SHORT EXERCISE - Repeat each record exactly. Any picture gets left out.

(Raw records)
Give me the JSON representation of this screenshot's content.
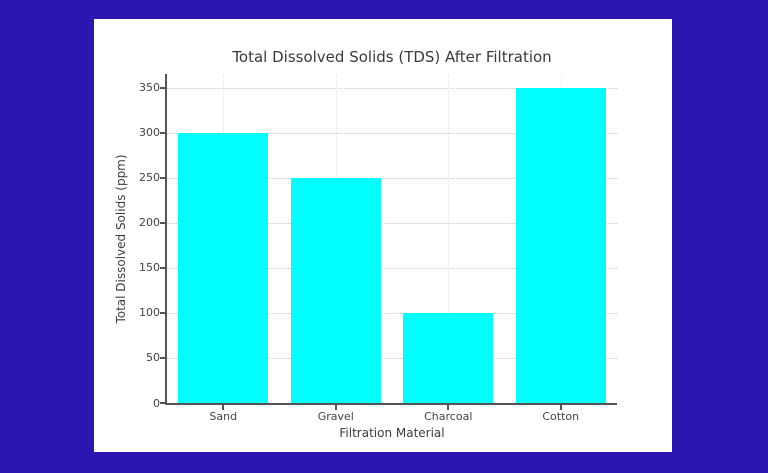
{
  "chart_data": {
    "type": "bar",
    "title": "Total Dissolved Solids (TDS) After Filtration",
    "xlabel": "Filtration Material",
    "ylabel": "Total Dissolved Solids (ppm)",
    "categories": [
      "Sand",
      "Gravel",
      "Charcoal",
      "Cotton"
    ],
    "values": [
      300,
      250,
      100,
      350
    ],
    "yticks": [
      0,
      50,
      100,
      150,
      200,
      250,
      300,
      350
    ],
    "ylim": [
      0,
      364
    ],
    "bar_width_frac": 0.8,
    "grid": true,
    "legend": "none",
    "colors": {
      "bar": "#00ffff",
      "figure_background": "#ffffff",
      "page_background": "#2b16b2",
      "spine": "#555555",
      "title_text": "#3a3a3a",
      "tick_text": "#444444"
    }
  }
}
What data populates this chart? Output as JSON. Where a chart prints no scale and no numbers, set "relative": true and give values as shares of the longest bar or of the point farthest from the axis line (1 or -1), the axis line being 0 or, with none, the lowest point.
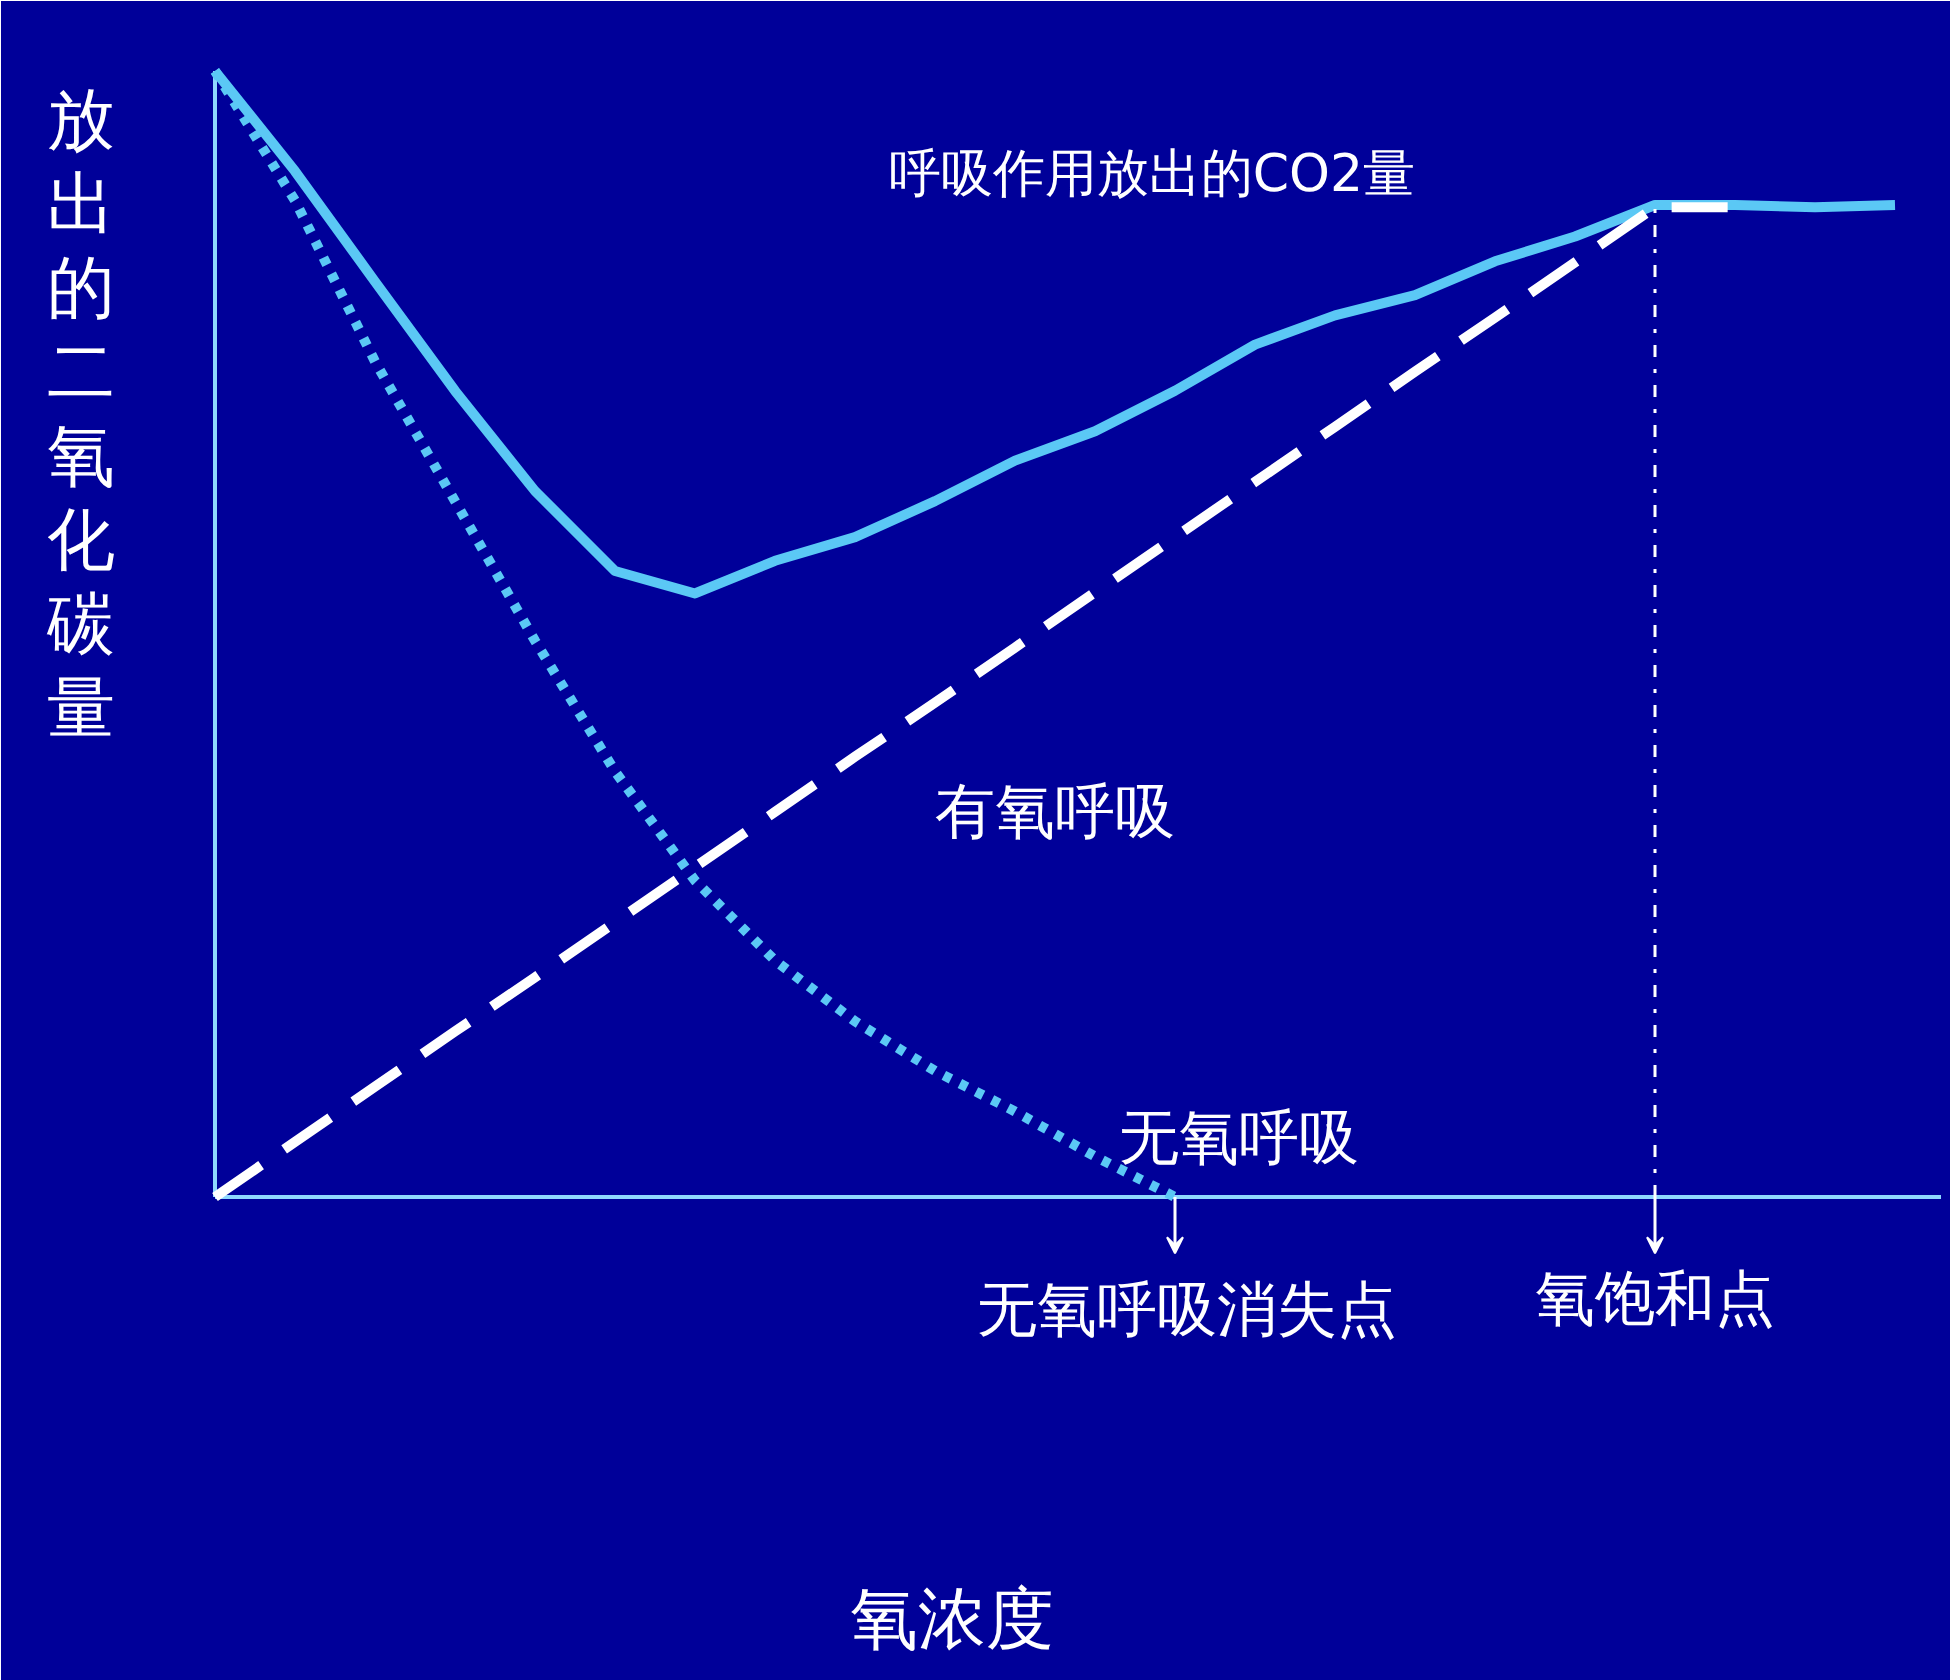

WRITTEN ANSWER -
Give me the JSON representation of this screenshot's content.
{
  "chart_data": {
    "type": "bar",
    "title": "Total Dissolved Solids (TDS) After Filtration",
    "xlabel": "Filtration Material",
    "ylabel": "Total Dissolved Solids (ppm)",
    "categories": [
      "Sand",
      "Gravel",
      "Charcoal",
      "Cotton"
    ],
    "values": [
      300,
      250,
      100,
      350
    ],
    "yticks": [
      0,
      50,
      100,
      150,
      200,
      250,
      300,
      350
    ],
    "ylim": [
      0,
      364
    ],
    "bar_width_frac": 0.8,
    "grid": true,
    "legend": "none",
    "colors": {
      "bar": "#00ffff",
      "figure_background": "#ffffff",
      "page_background": "#2b16b2",
      "spine": "#555555",
      "title_text": "#3a3a3a",
      "tick_text": "#444444"
    }
  }
}
What data populates this chart? Output as JSON. Where a chart prints no scale and no numbers, set "relative": true and give values as shares of the longest bar or of the point farthest from the axis line (1 or -1), the axis line being 0 or, with none, the lowest point.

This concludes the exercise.